▶ [Problem]
Only the number is wanted: count the lines that include the word "JSON".

(Items from a figure collection)
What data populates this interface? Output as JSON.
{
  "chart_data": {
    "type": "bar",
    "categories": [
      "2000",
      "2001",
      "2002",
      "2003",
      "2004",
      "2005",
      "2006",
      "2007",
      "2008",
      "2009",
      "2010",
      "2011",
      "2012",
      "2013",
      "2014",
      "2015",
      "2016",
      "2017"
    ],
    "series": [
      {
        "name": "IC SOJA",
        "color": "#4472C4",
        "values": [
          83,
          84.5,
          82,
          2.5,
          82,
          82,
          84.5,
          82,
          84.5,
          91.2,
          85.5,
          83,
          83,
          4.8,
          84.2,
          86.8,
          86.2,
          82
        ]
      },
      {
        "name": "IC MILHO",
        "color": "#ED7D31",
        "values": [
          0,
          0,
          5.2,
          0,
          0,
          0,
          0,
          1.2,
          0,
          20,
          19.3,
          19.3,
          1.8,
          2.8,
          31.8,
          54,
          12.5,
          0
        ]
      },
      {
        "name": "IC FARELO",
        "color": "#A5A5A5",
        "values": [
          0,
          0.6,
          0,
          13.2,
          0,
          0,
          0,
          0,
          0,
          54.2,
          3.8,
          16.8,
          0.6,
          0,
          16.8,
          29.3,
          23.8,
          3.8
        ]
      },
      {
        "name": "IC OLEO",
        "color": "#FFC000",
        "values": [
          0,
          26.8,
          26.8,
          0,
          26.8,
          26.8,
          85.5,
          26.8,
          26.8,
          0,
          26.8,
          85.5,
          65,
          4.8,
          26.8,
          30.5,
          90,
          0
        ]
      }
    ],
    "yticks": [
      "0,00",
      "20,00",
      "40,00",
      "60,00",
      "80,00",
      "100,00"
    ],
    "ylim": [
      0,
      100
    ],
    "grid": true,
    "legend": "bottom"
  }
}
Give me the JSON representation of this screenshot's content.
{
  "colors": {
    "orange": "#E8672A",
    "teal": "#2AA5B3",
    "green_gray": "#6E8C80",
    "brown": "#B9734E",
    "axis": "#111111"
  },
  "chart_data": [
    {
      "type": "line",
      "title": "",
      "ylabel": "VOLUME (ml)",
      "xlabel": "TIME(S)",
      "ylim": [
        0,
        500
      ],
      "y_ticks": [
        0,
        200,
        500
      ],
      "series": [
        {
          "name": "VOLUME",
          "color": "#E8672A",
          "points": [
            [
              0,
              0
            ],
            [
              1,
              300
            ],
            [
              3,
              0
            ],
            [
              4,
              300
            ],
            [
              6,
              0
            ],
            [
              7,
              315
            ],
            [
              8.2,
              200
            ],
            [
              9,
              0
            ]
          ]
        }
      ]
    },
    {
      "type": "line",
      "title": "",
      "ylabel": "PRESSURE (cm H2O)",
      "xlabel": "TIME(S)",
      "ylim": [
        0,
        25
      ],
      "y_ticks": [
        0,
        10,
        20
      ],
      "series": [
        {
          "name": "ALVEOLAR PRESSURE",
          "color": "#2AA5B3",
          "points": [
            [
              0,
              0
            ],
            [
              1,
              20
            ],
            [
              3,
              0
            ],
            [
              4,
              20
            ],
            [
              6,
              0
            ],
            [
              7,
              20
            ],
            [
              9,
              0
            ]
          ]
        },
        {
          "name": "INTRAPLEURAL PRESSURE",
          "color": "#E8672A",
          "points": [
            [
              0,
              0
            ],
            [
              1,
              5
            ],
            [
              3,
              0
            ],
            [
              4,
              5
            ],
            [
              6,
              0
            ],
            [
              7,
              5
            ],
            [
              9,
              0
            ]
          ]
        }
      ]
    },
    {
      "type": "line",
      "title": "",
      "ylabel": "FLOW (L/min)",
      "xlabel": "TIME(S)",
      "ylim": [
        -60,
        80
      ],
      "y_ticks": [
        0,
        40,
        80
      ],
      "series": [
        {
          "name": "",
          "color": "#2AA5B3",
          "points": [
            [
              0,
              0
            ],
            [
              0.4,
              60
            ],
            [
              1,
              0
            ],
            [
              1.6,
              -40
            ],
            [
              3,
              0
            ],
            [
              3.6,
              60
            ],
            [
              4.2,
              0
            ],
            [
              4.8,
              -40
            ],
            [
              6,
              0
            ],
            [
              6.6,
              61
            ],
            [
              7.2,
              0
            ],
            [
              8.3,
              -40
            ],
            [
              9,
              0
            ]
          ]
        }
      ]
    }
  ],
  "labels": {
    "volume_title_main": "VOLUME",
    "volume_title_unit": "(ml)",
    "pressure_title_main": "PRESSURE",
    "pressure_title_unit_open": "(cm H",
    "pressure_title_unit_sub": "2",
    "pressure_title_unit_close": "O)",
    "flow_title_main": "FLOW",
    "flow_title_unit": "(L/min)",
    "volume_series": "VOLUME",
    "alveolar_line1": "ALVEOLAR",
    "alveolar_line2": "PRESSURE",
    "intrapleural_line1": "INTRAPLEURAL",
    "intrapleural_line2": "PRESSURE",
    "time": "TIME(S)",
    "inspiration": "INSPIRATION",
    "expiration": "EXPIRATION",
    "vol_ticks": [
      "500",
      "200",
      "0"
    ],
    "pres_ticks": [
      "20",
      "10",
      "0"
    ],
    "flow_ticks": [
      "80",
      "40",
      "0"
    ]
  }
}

▶ [Exercise solution]
2